**Selected text**
= German–Japanese industrial co-operation before and during World War II =

Industrial cooperation between Germany and the Empire of Japan

In the years leading up to the outbreak of World War II in Europe in 1939, there was some significant collaborative development in heavy industry between German companies and their Japanese counterparts as part of the two nation's evolving relations. This was one major factor in Japan's ability to quickly exploit raw materials in the areas of the Empire of Japan that had recently come under their military control.

==Lurgi group plants==
Nippon Lurgi Goshi KK was a Japanese company of the period involved in Japanese-German cooperation. The Lurgi AG German industrial group was a partner, and it was the Lurgi office in Tokyo. The Combined Intelligence Objectives Sub-committee of the United States and United Kingdom later investigated it.

At the beginning of 1942 the Japanese acquired all the low temperature carbonization patents of Lurgi for Japan, Manchuria, and of China. The agreement gave the Japanese the right to construct plants and an exclusive use of patents. A flat payment of approximately 800,000 Reichsmark, was received from the Japanese, this sum being cleared through the German government. One of the aims was synthetic oil. For example, the South Sakhalin Mining and Railway Company plant at Naihoro/Oichai in Karafuto perhaps motivated the licensing: the southern Karafuto brown coal with a content of paraffin tar (about 15%), and low water content, was suitable for hydrogenation.

- Mitsui Kosan KK Miiki (Ohmura) operated from about 1939. Lurgi AG installed an activated carbon plant to operate with the Fischer–Tropsch plant. Coke and water gas were produced, the coke ovens being built by Koppers.
- The shale plant at Fushun (Japanese Bujum), Manchuria, was perhaps capable of annual production of 200,000 tons of shale oil. The Imperial Japanese Navy also had an interest there in producing some diesel oil and gasoline, in low amounts.
- The Manshu Gosei Nenryo plant at Jinzhou (Kinshu), was a Fischer–Tropsch plant producing about 30,000 tons per year, online from about 1940.
- Near Beijing, in Hebei, the Kalgari factory was to develop the local bituminous coal. It could be used also for the Mengjiang coal of the Chahar-Suiyuan mines.
- A planned gasification plant at Rumoe in Hokkaidō was apparently not built.
- Chosen Sekitan KK at Eian was a small low temperature carbonization plant which was processed about 600 tons of coal per day. This plant yielded from 15,000 to 20,000 tons per annum of coal tar.

**Required task 1**
Translate this sentence from the text on German–Japanese industrial cooperation into Spanish: "The agreement gave the Japanese the right to construct plants and an exclusive use of patents."
**Required task 2**
Retype the passage of the text on German–Japanese industrial cooperation starting at "- The Manshu" and ending at "the Chahar-Suiyuan mines.".

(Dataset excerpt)
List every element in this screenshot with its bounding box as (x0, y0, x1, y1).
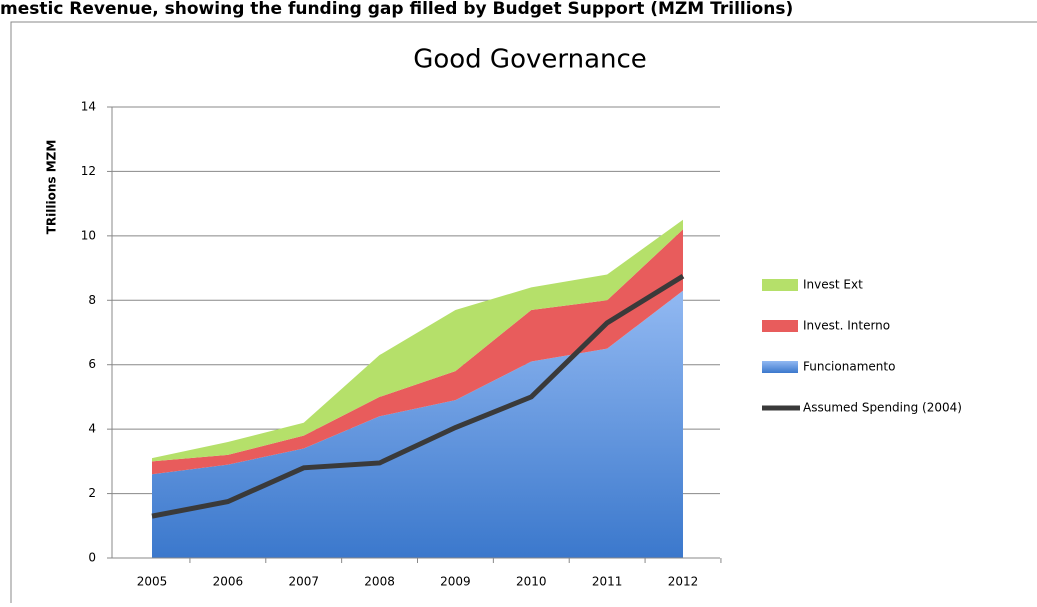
line (151, 273, 685, 519)
x-tick-label: 2010 (516, 575, 547, 589)
y-tick-label: 6 (88, 357, 96, 371)
x-tick-label: 2008 (364, 575, 395, 589)
chart-title: Good Governance (413, 45, 647, 75)
x-tick-label: 2011 (592, 575, 623, 589)
legend-swatch (762, 320, 798, 332)
area (152, 290, 683, 558)
legend-label: Invest Ext (803, 278, 863, 292)
x-tick-label: 2007 (288, 575, 319, 589)
y-tick-label: 10 (81, 228, 96, 242)
legend-label: Assumed Spending (2004) (803, 401, 962, 415)
chart-frame (10, 21, 1037, 607)
y-tick-label: 8 (88, 293, 96, 307)
x-tick-label: 2005 (137, 575, 168, 589)
legend-label: Invest. Interno (803, 319, 890, 333)
legend-label: Funcionamento (803, 360, 895, 374)
y-tick-label: 12 (81, 164, 96, 178)
x-tick-label: 2009 (440, 575, 471, 589)
legend-swatch (762, 279, 798, 291)
y-tick-label: 4 (88, 422, 96, 436)
x-tick-label: 2012 (668, 575, 699, 589)
y-tick-label: 14 (81, 100, 96, 114)
x-tick-label: 2006 (213, 575, 244, 589)
area (152, 219, 683, 462)
legend-swatch (762, 361, 798, 373)
header: mestic Revenue, showing the funding gap … (0, 0, 793, 19)
y-axis-label: TRillions MZM (45, 140, 59, 235)
y-tick-label: 0 (88, 551, 96, 565)
y-tick-label: 2 (88, 486, 96, 500)
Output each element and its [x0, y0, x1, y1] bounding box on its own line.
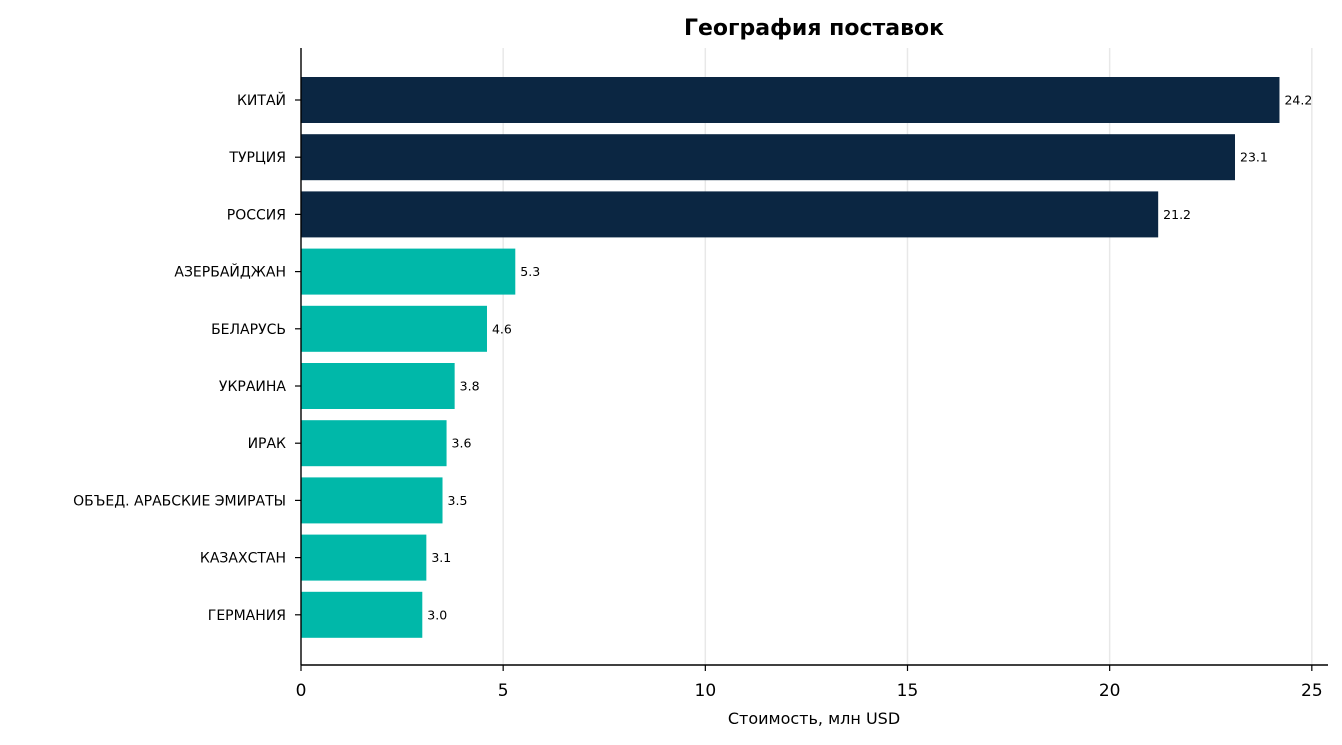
value-label: 21.2 [1163, 207, 1191, 222]
x-tick-label: 0 [296, 681, 307, 701]
x-tick-label: 20 [1099, 681, 1121, 701]
category-label: КИТАЙ [237, 91, 286, 109]
category-label: РОССИЯ [227, 207, 286, 223]
bar [301, 305, 487, 352]
value-label: 3.6 [452, 436, 472, 451]
value-label: 3.0 [427, 607, 447, 622]
category-label: ГЕРМАНИЯ [208, 608, 286, 624]
x-tick-label: 15 [897, 681, 919, 701]
bar [301, 477, 443, 524]
value-label: 4.6 [492, 321, 512, 336]
bar [301, 534, 427, 581]
category-label: ИРАК [248, 436, 286, 452]
category-label: БЕЛАРУСЬ [211, 322, 286, 338]
bar [301, 363, 455, 409]
x-tick-label: 10 [695, 681, 717, 701]
category-labels: КИТАЙ ТУРЦИЯ РОССИЯ АЗЕРБАЙДЖАН БЕЛАРУСЬ УКРА… [73, 91, 301, 624]
bar [301, 191, 1159, 238]
x-tick-label: 5 [498, 681, 509, 701]
chart-title: География поставок [684, 16, 944, 41]
category-label: ТУРЦИЯ [228, 150, 286, 166]
value-labels: 24.2 23.1 21.2 5.3 4.6 3.8 3.6 3.5 3.1 3.0 [427, 93, 1312, 623]
value-label: 3.5 [448, 493, 468, 508]
bar [301, 420, 447, 467]
value-label: 23.1 [1240, 150, 1268, 165]
bar [301, 591, 423, 638]
value-label: 5.3 [520, 264, 540, 279]
value-label: 3.8 [460, 379, 480, 394]
x-ticks: 0 5 10 15 20 25 [296, 665, 1323, 701]
bar [301, 77, 1280, 123]
x-tick-label: 25 [1301, 681, 1323, 701]
category-label: КАЗАХСТАН [200, 551, 286, 567]
value-label: 3.1 [431, 550, 451, 565]
category-label: ОБЪЕД. АРАБСКИЕ ЭМИРАТЫ [73, 493, 286, 509]
x-axis-title: Стоимость, млн USD [728, 709, 900, 728]
category-label: АЗЕРБАЙДЖАН [174, 263, 286, 281]
category-label: УКРАИНА [219, 379, 286, 395]
bars [301, 77, 1280, 638]
bar [301, 248, 516, 295]
value-label: 24.2 [1284, 93, 1312, 108]
axes [300, 48, 1328, 666]
bar [301, 134, 1236, 181]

**Full output 1**
El acuerdo otorgó a los japoneses el derecho a construir plantas y el uso exclusivo de las patentes.

**Full output 2**
- The Manshu Gosei Nenryo plant at Jinzhou (Kinshu), was a Fischer–Tropsch plant producing about 30,000 tons per year, online from about 1940.
- Near Beijing, in Hebei, the Kalgari factory was to develop the local bituminous coal. It could be used also for the Mengjiang coal of the Chahar-Suiyuan mines.